++++ EXTRACTED DATA ++++

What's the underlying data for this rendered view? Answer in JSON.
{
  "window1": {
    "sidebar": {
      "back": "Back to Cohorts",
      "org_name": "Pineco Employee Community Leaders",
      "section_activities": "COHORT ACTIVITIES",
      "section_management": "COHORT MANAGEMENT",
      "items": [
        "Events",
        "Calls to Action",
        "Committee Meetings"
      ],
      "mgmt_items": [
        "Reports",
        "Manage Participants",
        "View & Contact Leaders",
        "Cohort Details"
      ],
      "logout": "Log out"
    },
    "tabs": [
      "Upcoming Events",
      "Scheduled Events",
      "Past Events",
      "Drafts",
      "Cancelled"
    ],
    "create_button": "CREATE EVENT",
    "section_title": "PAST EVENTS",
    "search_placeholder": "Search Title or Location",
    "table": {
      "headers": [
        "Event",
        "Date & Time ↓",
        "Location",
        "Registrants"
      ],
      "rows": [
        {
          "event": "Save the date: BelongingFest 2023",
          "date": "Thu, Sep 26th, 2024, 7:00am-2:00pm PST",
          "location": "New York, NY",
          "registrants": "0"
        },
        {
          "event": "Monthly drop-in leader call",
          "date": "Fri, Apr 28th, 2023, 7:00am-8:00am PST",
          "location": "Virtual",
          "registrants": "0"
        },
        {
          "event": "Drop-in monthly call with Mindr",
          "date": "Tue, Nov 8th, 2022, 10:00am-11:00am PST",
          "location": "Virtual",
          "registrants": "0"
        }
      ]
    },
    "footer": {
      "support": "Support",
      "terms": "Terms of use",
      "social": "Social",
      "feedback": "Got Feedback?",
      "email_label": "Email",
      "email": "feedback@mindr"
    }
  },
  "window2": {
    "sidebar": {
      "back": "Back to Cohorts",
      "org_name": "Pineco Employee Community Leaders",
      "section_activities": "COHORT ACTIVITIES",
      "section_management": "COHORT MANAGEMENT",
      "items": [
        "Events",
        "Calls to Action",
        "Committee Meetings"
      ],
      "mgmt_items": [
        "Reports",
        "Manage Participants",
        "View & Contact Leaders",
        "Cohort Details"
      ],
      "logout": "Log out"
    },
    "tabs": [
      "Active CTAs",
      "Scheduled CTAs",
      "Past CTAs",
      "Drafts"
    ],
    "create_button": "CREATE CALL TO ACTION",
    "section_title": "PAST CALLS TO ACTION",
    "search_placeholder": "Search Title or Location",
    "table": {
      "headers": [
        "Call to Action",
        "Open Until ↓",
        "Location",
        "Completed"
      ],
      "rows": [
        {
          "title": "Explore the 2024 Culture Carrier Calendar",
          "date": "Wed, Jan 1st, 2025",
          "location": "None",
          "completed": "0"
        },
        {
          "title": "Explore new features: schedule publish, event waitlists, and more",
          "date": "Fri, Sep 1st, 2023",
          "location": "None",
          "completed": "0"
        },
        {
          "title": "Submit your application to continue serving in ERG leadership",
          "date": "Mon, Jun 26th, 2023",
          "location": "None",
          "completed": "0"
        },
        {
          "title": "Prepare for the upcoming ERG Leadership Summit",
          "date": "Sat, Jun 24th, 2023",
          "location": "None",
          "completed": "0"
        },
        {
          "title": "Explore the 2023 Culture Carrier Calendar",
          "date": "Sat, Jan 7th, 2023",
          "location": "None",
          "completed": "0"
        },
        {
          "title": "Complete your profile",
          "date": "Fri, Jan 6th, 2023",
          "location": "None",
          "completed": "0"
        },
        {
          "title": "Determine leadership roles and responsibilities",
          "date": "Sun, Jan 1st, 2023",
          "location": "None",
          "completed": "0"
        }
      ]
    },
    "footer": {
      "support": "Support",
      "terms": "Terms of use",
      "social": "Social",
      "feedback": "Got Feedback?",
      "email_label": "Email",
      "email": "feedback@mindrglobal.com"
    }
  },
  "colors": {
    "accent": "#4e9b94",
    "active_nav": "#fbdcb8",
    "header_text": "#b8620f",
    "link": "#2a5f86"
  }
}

++++

- [DIRECTIONS]
Nothing in the listing may be changed; retype it all exactly.

- [OUTPUT FOR THIS EXERCISE]
What's the underlying data for this rendered view? Answer in JSON.
{
  "window1": {
    "sidebar": {
      "back": "Back to Cohorts",
      "org_name": "Pineco Employee Community Leaders",
      "section_activities": "COHORT ACTIVITIES",
      "section_management": "COHORT MANAGEMENT",
      "items": [
        "Events",
        "Calls to Action",
        "Committee Meetings"
      ],
      "mgmt_items": [
        "Reports",
        "Manage Participants",
        "View & Contact Leaders",
        "Cohort Details"
      ],
      "logout": "Log out"
    },
    "tabs": [
      "Upcoming Events",
      "Scheduled Events",
      "Past Events",
      "Drafts",
      "Cancelled"
    ],
    "create_button": "CREATE EVENT",
    "section_title": "PAST EVENTS",
    "search_placeholder": "Search Title or Location",
    "table": {
      "headers": [
        "Event",
        "Date & Time ↓",
        "Location",
        "Registrants"
      ],
      "rows": [
        {
          "event": "Save the date: BelongingFest 2023",
          "date": "Thu, Sep 26th, 2024, 7:00am-2:00pm PST",
          "location": "New York, NY",
          "registrants": "0"
        },
        {
          "event": "Monthly drop-in leader call",
          "date": "Fri, Apr 28th, 2023, 7:00am-8:00am PST",
          "location": "Virtual",
          "registrants": "0"
        },
        {
          "event": "Drop-in monthly call with Mindr",
          "date": "Tue, Nov 8th, 2022, 10:00am-11:00am PST",
          "location": "Virtual",
          "registrants": "0"
        }
      ]
    },
    "footer": {
      "support": "Support",
      "terms": "Terms of use",
      "social": "Social",
      "feedback": "Got Feedback?",
      "email_label": "Email",
      "email": "feedback@mindr"
    }
  },
  "window2": {
    "sidebar": {
      "back": "Back to Cohorts",
      "org_name": "Pineco Employee Community Leaders",
      "section_activities": "COHORT ACTIVITIES",
      "section_management": "COHORT MANAGEMENT",
      "items": [
        "Events",
        "Calls to Action",
        "Committee Meetings"
      ],
      "mgmt_items": [
        "Reports",
        "Manage Participants",
        "View & Contact Leaders",
        "Cohort Details"
      ],
      "logout": "Log out"
    },
    "tabs": [
      "Active CTAs",
      "Scheduled CTAs",
      "Past CTAs",
      "Drafts"
    ],
    "create_button": "CREATE CALL TO ACTION",
    "section_title": "PAST CALLS TO ACTION",
    "search_placeholder": "Search Title or Location",
    "table": {
      "headers": [
        "Call to Action",
        "Open Until ↓",
        "Location",
        "Completed"
      ],
      "rows": [
        {
          "title": "Explore the 2024 Culture Carrier Calendar",
          "date": "Wed, Jan 1st, 2025",
          "location": "None",
          "completed": "0"
        },
        {
          "title": "Explore new features: schedule publish, event waitlists, and more",
          "date": "Fri, Sep 1st, 2023",
          "location": "None",
          "completed": "0"
        },
        {
          "title": "Submit your application to continue serving in ERG leadership",
          "date": "Mon, Jun 26th, 2023",
          "location": "None",
          "completed": "0"
        },
        {
          "title": "Prepare for the upcoming ERG Leadership Summit",
          "date": "Sat, Jun 24th, 2023",
          "location": "None",
          "completed": "0"
        },
        {
          "title": "Explore the 2023 Culture Carrier Calendar",
          "date": "Sat, Jan 7th, 2023",
          "location": "None",
          "completed": "0"
        },
        {
          "title": "Complete your profile",
          "date": "Fri, Jan 6th, 2023",
          "location": "None",
          "completed": "0"
        },
        {
          "title": "Determine leadership roles and responsibilities",
          "date": "Sun, Jan 1st, 2023",
          "location": "None",
          "completed": "0"
        }
      ]
    },
    "footer": {
      "support": "Support",
      "terms": "Terms of use",
      "social": "Social",
      "feedback": "Got Feedback?",
      "email_label": "Email",
      "email": "feedback@mindrglobal.com"
    }
  },
  "colors": {
    "accent": "#4e9b94",
    "active_nav": "#fbdcb8",
    "header_text": "#b8620f",
    "link": "#2a5f86"
  }
}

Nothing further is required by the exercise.